[Records of document pages and text]

═══

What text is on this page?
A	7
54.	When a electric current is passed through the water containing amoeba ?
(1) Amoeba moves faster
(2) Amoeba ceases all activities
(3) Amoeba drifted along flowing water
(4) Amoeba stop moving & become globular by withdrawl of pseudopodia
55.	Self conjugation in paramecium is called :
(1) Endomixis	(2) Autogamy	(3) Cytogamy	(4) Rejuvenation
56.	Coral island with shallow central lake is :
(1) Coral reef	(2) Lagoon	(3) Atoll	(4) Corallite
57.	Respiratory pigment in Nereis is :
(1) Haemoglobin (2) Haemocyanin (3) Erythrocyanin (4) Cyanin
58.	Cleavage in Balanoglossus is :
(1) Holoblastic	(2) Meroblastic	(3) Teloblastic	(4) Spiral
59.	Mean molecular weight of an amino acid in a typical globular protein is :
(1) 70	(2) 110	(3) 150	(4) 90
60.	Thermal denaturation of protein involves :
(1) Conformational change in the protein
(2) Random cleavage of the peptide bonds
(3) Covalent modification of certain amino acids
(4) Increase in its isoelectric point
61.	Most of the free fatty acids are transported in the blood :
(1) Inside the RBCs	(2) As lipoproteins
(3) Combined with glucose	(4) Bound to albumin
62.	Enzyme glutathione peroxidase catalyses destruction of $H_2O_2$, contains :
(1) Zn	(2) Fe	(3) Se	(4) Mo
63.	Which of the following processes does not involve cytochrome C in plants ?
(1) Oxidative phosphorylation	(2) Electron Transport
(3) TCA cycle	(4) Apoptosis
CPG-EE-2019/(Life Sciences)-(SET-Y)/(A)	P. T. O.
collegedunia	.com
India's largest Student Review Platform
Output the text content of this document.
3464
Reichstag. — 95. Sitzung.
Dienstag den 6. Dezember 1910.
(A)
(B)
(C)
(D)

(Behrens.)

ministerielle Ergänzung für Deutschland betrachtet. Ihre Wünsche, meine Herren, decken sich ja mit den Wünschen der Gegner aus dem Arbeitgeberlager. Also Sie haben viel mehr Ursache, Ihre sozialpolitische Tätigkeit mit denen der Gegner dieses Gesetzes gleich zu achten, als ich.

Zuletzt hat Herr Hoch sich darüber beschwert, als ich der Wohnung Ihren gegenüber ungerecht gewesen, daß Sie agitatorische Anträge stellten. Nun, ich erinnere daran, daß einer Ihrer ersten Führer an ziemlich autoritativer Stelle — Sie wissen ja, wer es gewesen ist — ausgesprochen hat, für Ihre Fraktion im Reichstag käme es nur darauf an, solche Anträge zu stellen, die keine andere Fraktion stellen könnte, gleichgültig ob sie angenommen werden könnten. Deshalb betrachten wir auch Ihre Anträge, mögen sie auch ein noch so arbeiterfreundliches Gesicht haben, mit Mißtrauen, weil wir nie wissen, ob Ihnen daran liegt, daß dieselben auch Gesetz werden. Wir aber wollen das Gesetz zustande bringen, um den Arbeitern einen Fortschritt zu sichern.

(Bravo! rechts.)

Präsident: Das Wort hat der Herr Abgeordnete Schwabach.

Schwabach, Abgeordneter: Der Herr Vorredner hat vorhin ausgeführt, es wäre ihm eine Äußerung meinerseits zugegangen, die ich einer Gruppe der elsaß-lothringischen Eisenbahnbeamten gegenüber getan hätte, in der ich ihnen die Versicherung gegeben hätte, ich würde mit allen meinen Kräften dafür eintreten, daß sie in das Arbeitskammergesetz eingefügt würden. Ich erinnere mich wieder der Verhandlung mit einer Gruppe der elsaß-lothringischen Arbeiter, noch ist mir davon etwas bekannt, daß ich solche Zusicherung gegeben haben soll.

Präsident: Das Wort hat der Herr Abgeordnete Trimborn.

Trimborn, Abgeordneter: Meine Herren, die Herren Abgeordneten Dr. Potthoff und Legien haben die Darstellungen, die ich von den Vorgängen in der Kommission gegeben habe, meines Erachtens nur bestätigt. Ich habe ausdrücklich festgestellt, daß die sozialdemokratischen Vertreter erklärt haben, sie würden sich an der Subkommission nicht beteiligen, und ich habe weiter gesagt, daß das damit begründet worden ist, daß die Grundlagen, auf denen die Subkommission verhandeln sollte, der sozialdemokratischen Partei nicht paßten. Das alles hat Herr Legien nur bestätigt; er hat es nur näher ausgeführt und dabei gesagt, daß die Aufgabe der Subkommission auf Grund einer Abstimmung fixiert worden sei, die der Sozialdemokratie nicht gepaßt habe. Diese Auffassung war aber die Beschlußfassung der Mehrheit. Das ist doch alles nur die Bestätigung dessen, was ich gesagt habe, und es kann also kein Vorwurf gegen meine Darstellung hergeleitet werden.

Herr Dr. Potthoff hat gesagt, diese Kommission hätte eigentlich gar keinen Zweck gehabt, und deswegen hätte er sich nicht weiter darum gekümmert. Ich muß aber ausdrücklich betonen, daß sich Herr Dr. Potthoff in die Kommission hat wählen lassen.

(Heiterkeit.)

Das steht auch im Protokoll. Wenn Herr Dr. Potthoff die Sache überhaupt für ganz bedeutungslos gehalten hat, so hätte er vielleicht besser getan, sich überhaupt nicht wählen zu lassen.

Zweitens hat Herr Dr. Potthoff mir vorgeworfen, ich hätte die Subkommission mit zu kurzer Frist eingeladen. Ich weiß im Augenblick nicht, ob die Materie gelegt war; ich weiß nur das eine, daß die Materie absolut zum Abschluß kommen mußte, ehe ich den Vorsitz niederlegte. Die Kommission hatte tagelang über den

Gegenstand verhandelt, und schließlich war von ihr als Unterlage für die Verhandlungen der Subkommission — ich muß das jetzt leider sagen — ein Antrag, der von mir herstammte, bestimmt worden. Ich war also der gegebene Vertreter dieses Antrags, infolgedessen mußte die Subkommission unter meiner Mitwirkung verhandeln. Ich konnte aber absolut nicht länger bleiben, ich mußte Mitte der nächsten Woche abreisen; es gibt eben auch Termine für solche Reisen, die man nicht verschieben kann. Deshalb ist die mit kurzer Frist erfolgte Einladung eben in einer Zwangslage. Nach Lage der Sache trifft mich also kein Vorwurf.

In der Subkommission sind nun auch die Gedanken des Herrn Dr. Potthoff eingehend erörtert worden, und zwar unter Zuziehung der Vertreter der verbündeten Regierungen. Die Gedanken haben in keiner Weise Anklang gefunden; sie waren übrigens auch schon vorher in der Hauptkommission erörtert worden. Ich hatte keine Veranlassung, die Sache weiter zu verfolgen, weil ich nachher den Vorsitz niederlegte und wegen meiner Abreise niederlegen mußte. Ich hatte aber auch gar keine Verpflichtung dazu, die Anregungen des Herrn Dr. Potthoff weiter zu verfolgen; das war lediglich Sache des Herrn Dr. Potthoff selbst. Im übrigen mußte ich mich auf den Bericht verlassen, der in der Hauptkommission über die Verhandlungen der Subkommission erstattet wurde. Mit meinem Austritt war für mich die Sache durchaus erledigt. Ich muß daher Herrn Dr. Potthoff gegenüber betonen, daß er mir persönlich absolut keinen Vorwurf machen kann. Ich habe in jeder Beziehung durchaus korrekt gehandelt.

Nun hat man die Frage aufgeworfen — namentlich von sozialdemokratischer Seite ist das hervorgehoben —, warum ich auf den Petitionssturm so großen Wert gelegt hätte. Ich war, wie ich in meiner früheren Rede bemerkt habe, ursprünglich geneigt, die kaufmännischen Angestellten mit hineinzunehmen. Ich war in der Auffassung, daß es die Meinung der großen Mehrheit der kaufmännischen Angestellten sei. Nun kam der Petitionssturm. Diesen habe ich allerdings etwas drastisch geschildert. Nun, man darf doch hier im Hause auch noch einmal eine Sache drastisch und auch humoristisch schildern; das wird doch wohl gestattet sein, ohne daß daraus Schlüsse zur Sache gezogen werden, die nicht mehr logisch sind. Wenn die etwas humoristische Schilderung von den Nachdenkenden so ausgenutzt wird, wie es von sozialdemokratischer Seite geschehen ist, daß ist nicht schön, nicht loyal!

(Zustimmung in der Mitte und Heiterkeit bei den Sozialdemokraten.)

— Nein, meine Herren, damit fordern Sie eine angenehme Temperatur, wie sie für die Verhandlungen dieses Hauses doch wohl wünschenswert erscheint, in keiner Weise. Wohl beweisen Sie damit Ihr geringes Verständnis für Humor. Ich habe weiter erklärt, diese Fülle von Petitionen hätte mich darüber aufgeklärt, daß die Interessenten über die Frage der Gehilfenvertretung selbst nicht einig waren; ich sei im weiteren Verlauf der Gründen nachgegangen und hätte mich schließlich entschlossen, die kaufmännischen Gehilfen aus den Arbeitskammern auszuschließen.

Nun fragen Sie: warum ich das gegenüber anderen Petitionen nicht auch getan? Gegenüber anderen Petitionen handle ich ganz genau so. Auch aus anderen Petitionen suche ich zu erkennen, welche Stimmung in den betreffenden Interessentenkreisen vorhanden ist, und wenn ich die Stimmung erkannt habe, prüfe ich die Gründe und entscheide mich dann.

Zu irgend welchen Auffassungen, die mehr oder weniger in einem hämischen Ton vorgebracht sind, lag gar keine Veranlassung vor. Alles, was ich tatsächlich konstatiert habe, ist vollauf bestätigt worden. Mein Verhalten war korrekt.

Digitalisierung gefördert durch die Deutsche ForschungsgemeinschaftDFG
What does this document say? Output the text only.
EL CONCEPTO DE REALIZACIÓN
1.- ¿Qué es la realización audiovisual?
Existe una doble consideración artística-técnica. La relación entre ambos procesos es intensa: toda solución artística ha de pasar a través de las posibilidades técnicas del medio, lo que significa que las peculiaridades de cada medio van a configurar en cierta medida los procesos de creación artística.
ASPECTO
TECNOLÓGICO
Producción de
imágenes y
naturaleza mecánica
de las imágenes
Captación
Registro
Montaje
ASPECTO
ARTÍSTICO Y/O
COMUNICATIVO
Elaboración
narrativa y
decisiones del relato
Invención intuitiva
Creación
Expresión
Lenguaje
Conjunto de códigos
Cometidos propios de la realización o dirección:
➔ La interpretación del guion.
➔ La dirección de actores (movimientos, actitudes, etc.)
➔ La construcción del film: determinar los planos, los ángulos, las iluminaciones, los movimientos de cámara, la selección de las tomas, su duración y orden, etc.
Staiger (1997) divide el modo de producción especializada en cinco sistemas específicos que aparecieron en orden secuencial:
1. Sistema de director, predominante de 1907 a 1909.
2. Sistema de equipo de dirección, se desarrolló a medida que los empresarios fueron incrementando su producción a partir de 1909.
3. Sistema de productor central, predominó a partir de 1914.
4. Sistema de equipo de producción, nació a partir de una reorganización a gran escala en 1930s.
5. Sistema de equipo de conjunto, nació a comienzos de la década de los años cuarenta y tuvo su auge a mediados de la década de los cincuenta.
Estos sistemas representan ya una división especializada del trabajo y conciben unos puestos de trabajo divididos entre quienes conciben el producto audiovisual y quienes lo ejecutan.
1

═══

| What is needed |
The number of lines in the data that hold "warum" must be the entire answer.

| Result |
2